* _Stored data_:
----------

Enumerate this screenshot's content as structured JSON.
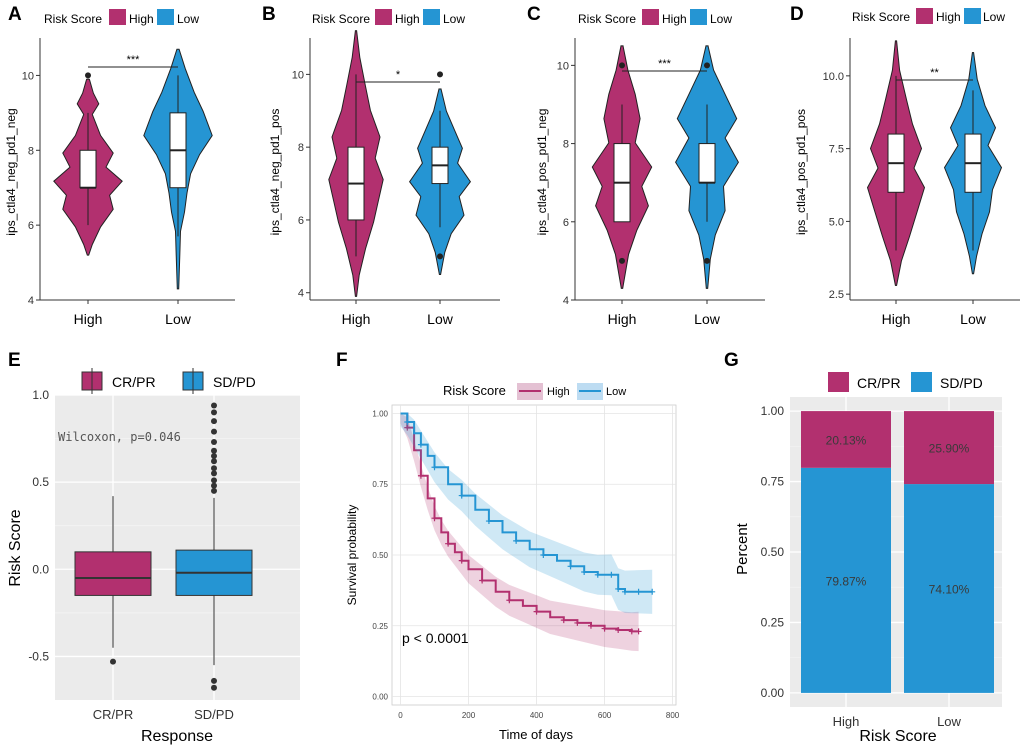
{
  "colors": {
    "high": "#B2306F",
    "low": "#2595D3",
    "panel_bg": "#EBEBEB",
    "grid": "#FFFFFF"
  },
  "panels": {
    "A": {
      "label": "A"
    },
    "B": {
      "label": "B"
    },
    "C": {
      "label": "C"
    },
    "D": {
      "label": "D"
    },
    "E": {
      "label": "E"
    },
    "F": {
      "label": "F"
    },
    "G": {
      "label": "G"
    }
  },
  "chart_data": [
    {
      "id": "A",
      "type": "violin",
      "legend_title": "Risk Score",
      "legend": [
        "High",
        "Low"
      ],
      "ylabel": "ips_ctla4_neg_pd1_neg",
      "categories": [
        "High",
        "Low"
      ],
      "ylim": [
        4,
        11
      ],
      "yticks": [
        4,
        6,
        8,
        10
      ],
      "yticklabels": [
        "4",
        "6",
        "8",
        "10"
      ],
      "significance": "***",
      "box": {
        "High": {
          "q1": 7,
          "median": 7,
          "q3": 8,
          "whisker_low": 6,
          "whisker_high": 9
        },
        "Low": {
          "q1": 7,
          "median": 8,
          "q3": 9,
          "whisker_low": 5.7,
          "whisker_high": 10
        }
      },
      "outliers": {
        "High": [
          10
        ],
        "Low": []
      }
    },
    {
      "id": "B",
      "type": "violin",
      "legend_title": "Risk Score",
      "legend": [
        "High",
        "Low"
      ],
      "ylabel": "ips_ctla4_neg_pd1_pos",
      "categories": [
        "High",
        "Low"
      ],
      "ylim": [
        3.8,
        11
      ],
      "yticks": [
        4,
        6,
        8,
        10
      ],
      "yticklabels": [
        "4",
        "6",
        "8",
        "10"
      ],
      "significance": "*",
      "box": {
        "High": {
          "q1": 6,
          "median": 7,
          "q3": 8,
          "whisker_low": 5,
          "whisker_high": 10
        },
        "Low": {
          "q1": 7,
          "median": 7.5,
          "q3": 8,
          "whisker_low": 5.8,
          "whisker_high": 9
        }
      },
      "outliers": {
        "High": [],
        "Low": [
          10,
          5
        ]
      }
    },
    {
      "id": "C",
      "type": "violin",
      "legend_title": "Risk Score",
      "legend": [
        "High",
        "Low"
      ],
      "ylabel": "ips_ctla4_pos_pd1_neg",
      "categories": [
        "High",
        "Low"
      ],
      "ylim": [
        4,
        10.7
      ],
      "yticks": [
        4,
        6,
        8,
        10
      ],
      "yticklabels": [
        "4",
        "6",
        "8",
        "10"
      ],
      "significance": "***",
      "box": {
        "High": {
          "q1": 6,
          "median": 7,
          "q3": 8,
          "whisker_low": 6,
          "whisker_high": 9
        },
        "Low": {
          "q1": 7,
          "median": 7,
          "q3": 8,
          "whisker_low": 6,
          "whisker_high": 9
        }
      },
      "outliers": {
        "High": [
          10,
          5
        ],
        "Low": [
          10,
          5
        ]
      }
    },
    {
      "id": "D",
      "type": "violin",
      "legend_title": "Risk Score",
      "legend": [
        "High",
        "Low"
      ],
      "ylabel": "ips_ctla4_pos_pd1_pos",
      "categories": [
        "High",
        "Low"
      ],
      "ylim": [
        2.3,
        11.3
      ],
      "yticks": [
        2.5,
        5,
        7.5,
        10
      ],
      "yticklabels": [
        "2.5",
        "5.0",
        "7.5",
        "10.0"
      ],
      "significance": "**",
      "box": {
        "High": {
          "q1": 6,
          "median": 7,
          "q3": 8,
          "whisker_low": 4,
          "whisker_high": 10
        },
        "Low": {
          "q1": 6,
          "median": 7,
          "q3": 8,
          "whisker_low": 4,
          "whisker_high": 9.5
        }
      },
      "outliers": {
        "High": [],
        "Low": []
      }
    },
    {
      "id": "E",
      "type": "box",
      "legend": [
        "CR/PR",
        "SD/PD"
      ],
      "xlabel": "Response",
      "ylabel": "Risk Score",
      "categories": [
        "CR/PR",
        "SD/PD"
      ],
      "ylim": [
        -0.75,
        1.0
      ],
      "yticks": [
        -0.5,
        0,
        0.5,
        1.0
      ],
      "yticklabels": [
        "-0.5",
        "0.0",
        "0.5",
        "1.0"
      ],
      "annotation": "Wilcoxon, p=0.046",
      "box": {
        "CR/PR": {
          "q1": -0.15,
          "median": -0.05,
          "q3": 0.1,
          "whisker_low": -0.45,
          "whisker_high": 0.42
        },
        "SD/PD": {
          "q1": -0.15,
          "median": -0.02,
          "q3": 0.11,
          "whisker_low": -0.55,
          "whisker_high": 0.41
        }
      },
      "outliers": {
        "CR/PR": [
          -0.53
        ],
        "SD/PD": [
          0.94,
          0.9,
          0.85,
          0.79,
          0.73,
          0.68,
          0.65,
          0.62,
          0.58,
          0.55,
          0.51,
          0.48,
          0.45,
          -0.64,
          -0.68
        ]
      }
    },
    {
      "id": "F",
      "type": "line",
      "legend_title": "Risk Score",
      "legend": [
        "High",
        "Low"
      ],
      "xlabel": "Time of days",
      "ylabel": "Survival probability",
      "xlim": [
        -25,
        810
      ],
      "xticks": [
        0,
        200,
        400,
        600,
        800
      ],
      "xticklabels": [
        "0",
        "200",
        "400",
        "600",
        "800"
      ],
      "ylim": [
        -0.03,
        1.03
      ],
      "yticks": [
        0,
        0.25,
        0.5,
        0.75,
        1.0
      ],
      "yticklabels": [
        "0.00",
        "0.25",
        "0.50",
        "0.75",
        "1.00"
      ],
      "annotation": "p < 0.0001",
      "series": [
        {
          "name": "High",
          "x": [
            0,
            20,
            40,
            60,
            80,
            100,
            120,
            140,
            160,
            180,
            200,
            240,
            280,
            320,
            360,
            400,
            440,
            480,
            520,
            560,
            600,
            640,
            680,
            700
          ],
          "y": [
            1.0,
            0.95,
            0.87,
            0.78,
            0.7,
            0.63,
            0.58,
            0.54,
            0.51,
            0.48,
            0.45,
            0.41,
            0.37,
            0.34,
            0.32,
            0.3,
            0.28,
            0.27,
            0.26,
            0.25,
            0.24,
            0.235,
            0.23,
            0.23
          ]
        },
        {
          "name": "Low",
          "x": [
            0,
            20,
            40,
            60,
            80,
            100,
            140,
            180,
            220,
            260,
            300,
            340,
            380,
            420,
            460,
            500,
            540,
            580,
            620,
            640,
            660,
            700,
            740
          ],
          "y": [
            1.0,
            0.97,
            0.93,
            0.89,
            0.85,
            0.81,
            0.75,
            0.71,
            0.66,
            0.62,
            0.58,
            0.55,
            0.52,
            0.5,
            0.48,
            0.46,
            0.44,
            0.43,
            0.43,
            0.38,
            0.37,
            0.37,
            0.37
          ]
        }
      ]
    },
    {
      "id": "G",
      "type": "bar",
      "legend": [
        "CR/PR",
        "SD/PD"
      ],
      "xlabel": "Risk Score",
      "ylabel": "Percent",
      "categories": [
        "High",
        "Low"
      ],
      "ylim": [
        -0.05,
        1.05
      ],
      "yticks": [
        0,
        0.25,
        0.5,
        0.75,
        1.0
      ],
      "yticklabels": [
        "0.00",
        "0.25",
        "0.50",
        "0.75",
        "1.00"
      ],
      "series": [
        {
          "name": "SD/PD",
          "values": [
            0.7987,
            0.741
          ],
          "labels": [
            "79.87%",
            "74.10%"
          ]
        },
        {
          "name": "CR/PR",
          "values": [
            0.2013,
            0.259
          ],
          "labels": [
            "20.13%",
            "25.90%"
          ]
        }
      ]
    }
  ]
}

----------

Give the entries again word for word, but skip the pictures.

* _Answer for the task_:
Enumerate this screenshot's content as structured JSON.
{
  "colors": {
    "high": "#B2306F",
    "low": "#2595D3",
    "panel_bg": "#EBEBEB",
    "grid": "#FFFFFF"
  },
  "panels": {
    "A": {
      "label": "A"
    },
    "B": {
      "label": "B"
    },
    "C": {
      "label": "C"
    },
    "D": {
      "label": "D"
    },
    "E": {
      "label": "E"
    },
    "F": {
      "label": "F"
    },
    "G": {
      "label": "G"
    }
  },
  "chart_data": [
    {
      "id": "A",
      "type": "violin",
      "legend_title": "Risk Score",
      "legend": [
        "High",
        "Low"
      ],
      "ylabel": "ips_ctla4_neg_pd1_neg",
      "categories": [
        "High",
        "Low"
      ],
      "ylim": [
        4,
        11
      ],
      "yticks": [
        4,
        6,
        8,
        10
      ],
      "yticklabels": [
        "4",
        "6",
        "8",
        "10"
      ],
      "significance": "***",
      "box": {
        "High": {
          "q1": 7,
          "median": 7,
          "q3": 8,
          "whisker_low": 6,
          "whisker_high": 9
        },
        "Low": {
          "q1": 7,
          "median": 8,
          "q3": 9,
          "whisker_low": 5.7,
          "whisker_high": 10
        }
      },
      "outliers": {
        "High": [
          10
        ],
        "Low": []
      }
    },
    {
      "id": "B",
      "type": "violin",
      "legend_title": "Risk Score",
      "legend": [
        "High",
        "Low"
      ],
      "ylabel": "ips_ctla4_neg_pd1_pos",
      "categories": [
        "High",
        "Low"
      ],
      "ylim": [
        3.8,
        11
      ],
      "yticks": [
        4,
        6,
        8,
        10
      ],
      "yticklabels": [
        "4",
        "6",
        "8",
        "10"
      ],
      "significance": "*",
      "box": {
        "High": {
          "q1": 6,
          "median": 7,
          "q3": 8,
          "whisker_low": 5,
          "whisker_high": 10
        },
        "Low": {
          "q1": 7,
          "median": 7.5,
          "q3": 8,
          "whisker_low": 5.8,
          "whisker_high": 9
        }
      },
      "outliers": {
        "High": [],
        "Low": [
          10,
          5
        ]
      }
    },
    {
      "id": "C",
      "type": "violin",
      "legend_title": "Risk Score",
      "legend": [
        "High",
        "Low"
      ],
      "ylabel": "ips_ctla4_pos_pd1_neg",
      "categories": [
        "High",
        "Low"
      ],
      "ylim": [
        4,
        10.7
      ],
      "yticks": [
        4,
        6,
        8,
        10
      ],
      "yticklabels": [
        "4",
        "6",
        "8",
        "10"
      ],
      "significance": "***",
      "box": {
        "High": {
          "q1": 6,
          "median": 7,
          "q3": 8,
          "whisker_low": 6,
          "whisker_high": 9
        },
        "Low": {
          "q1": 7,
          "median": 7,
          "q3": 8,
          "whisker_low": 6,
          "whisker_high": 9
        }
      },
      "outliers": {
        "High": [
          10,
          5
        ],
        "Low": [
          10,
          5
        ]
      }
    },
    {
      "id": "D",
      "type": "violin",
      "legend_title": "Risk Score",
      "legend": [
        "High",
        "Low"
      ],
      "ylabel": "ips_ctla4_pos_pd1_pos",
      "categories": [
        "High",
        "Low"
      ],
      "ylim": [
        2.3,
        11.3
      ],
      "yticks": [
        2.5,
        5,
        7.5,
        10
      ],
      "yticklabels": [
        "2.5",
        "5.0",
        "7.5",
        "10.0"
      ],
      "significance": "**",
      "box": {
        "High": {
          "q1": 6,
          "median": 7,
          "q3": 8,
          "whisker_low": 4,
          "whisker_high": 10
        },
        "Low": {
          "q1": 6,
          "median": 7,
          "q3": 8,
          "whisker_low": 4,
          "whisker_high": 9.5
        }
      },
      "outliers": {
        "High": [],
        "Low": []
      }
    },
    {
      "id": "E",
      "type": "box",
      "legend": [
        "CR/PR",
        "SD/PD"
      ],
      "xlabel": "Response",
      "ylabel": "Risk Score",
      "categories": [
        "CR/PR",
        "SD/PD"
      ],
      "ylim": [
        -0.75,
        1.0
      ],
      "yticks": [
        -0.5,
        0,
        0.5,
        1.0
      ],
      "yticklabels": [
        "-0.5",
        "0.0",
        "0.5",
        "1.0"
      ],
      "annotation": "Wilcoxon, p=0.046",
      "box": {
        "CR/PR": {
          "q1": -0.15,
          "median": -0.05,
          "q3": 0.1,
          "whisker_low": -0.45,
          "whisker_high": 0.42
        },
        "SD/PD": {
          "q1": -0.15,
          "median": -0.02,
          "q3": 0.11,
          "whisker_low": -0.55,
          "whisker_high": 0.41
        }
      },
      "outliers": {
        "CR/PR": [
          -0.53
        ],
        "SD/PD": [
          0.94,
          0.9,
          0.85,
          0.79,
          0.73,
          0.68,
          0.65,
          0.62,
          0.58,
          0.55,
          0.51,
          0.48,
          0.45,
          -0.64,
          -0.68
        ]
      }
    },
    {
      "id": "F",
      "type": "line",
      "legend_title": "Risk Score",
      "legend": [
        "High",
        "Low"
      ],
      "xlabel": "Time of days",
      "ylabel": "Survival probability",
      "xlim": [
        -25,
        810
      ],
      "xticks": [
        0,
        200,
        400,
        600,
        800
      ],
      "xticklabels": [
        "0",
        "200",
        "400",
        "600",
        "800"
      ],
      "ylim": [
        -0.03,
        1.03
      ],
      "yticks": [
        0,
        0.25,
        0.5,
        0.75,
        1.0
      ],
      "yticklabels": [
        "0.00",
        "0.25",
        "0.50",
        "0.75",
        "1.00"
      ],
      "annotation": "p < 0.0001",
      "series": [
        {
          "name": "High",
          "x": [
            0,
            20,
            40,
            60,
            80,
            100,
            120,
            140,
            160,
            180,
            200,
            240,
            280,
            320,
            360,
            400,
            440,
            480,
            520,
            560,
            600,
            640,
            680,
            700
          ],
          "y": [
            1.0,
            0.95,
            0.87,
            0.78,
            0.7,
            0.63,
            0.58,
            0.54,
            0.51,
            0.48,
            0.45,
            0.41,
            0.37,
            0.34,
            0.32,
            0.3,
            0.28,
            0.27,
            0.26,
            0.25,
            0.24,
            0.235,
            0.23,
            0.23
          ]
        },
        {
          "name": "Low",
          "x": [
            0,
            20,
            40,
            60,
            80,
            100,
            140,
            180,
            220,
            260,
            300,
            340,
            380,
            420,
            460,
            500,
            540,
            580,
            620,
            640,
            660,
            700,
            740
          ],
          "y": [
            1.0,
            0.97,
            0.93,
            0.89,
            0.85,
            0.81,
            0.75,
            0.71,
            0.66,
            0.62,
            0.58,
            0.55,
            0.52,
            0.5,
            0.48,
            0.46,
            0.44,
            0.43,
            0.43,
            0.38,
            0.37,
            0.37,
            0.37
          ]
        }
      ]
    },
    {
      "id": "G",
      "type": "bar",
      "legend": [
        "CR/PR",
        "SD/PD"
      ],
      "xlabel": "Risk Score",
      "ylabel": "Percent",
      "categories": [
        "High",
        "Low"
      ],
      "ylim": [
        -0.05,
        1.05
      ],
      "yticks": [
        0,
        0.25,
        0.5,
        0.75,
        1.0
      ],
      "yticklabels": [
        "0.00",
        "0.25",
        "0.50",
        "0.75",
        "1.00"
      ],
      "series": [
        {
          "name": "SD/PD",
          "values": [
            0.7987,
            0.741
          ],
          "labels": [
            "79.87%",
            "74.10%"
          ]
        },
        {
          "name": "CR/PR",
          "values": [
            0.2013,
            0.259
          ],
          "labels": [
            "20.13%",
            "25.90%"
          ]
        }
      ]
    }
  ]
}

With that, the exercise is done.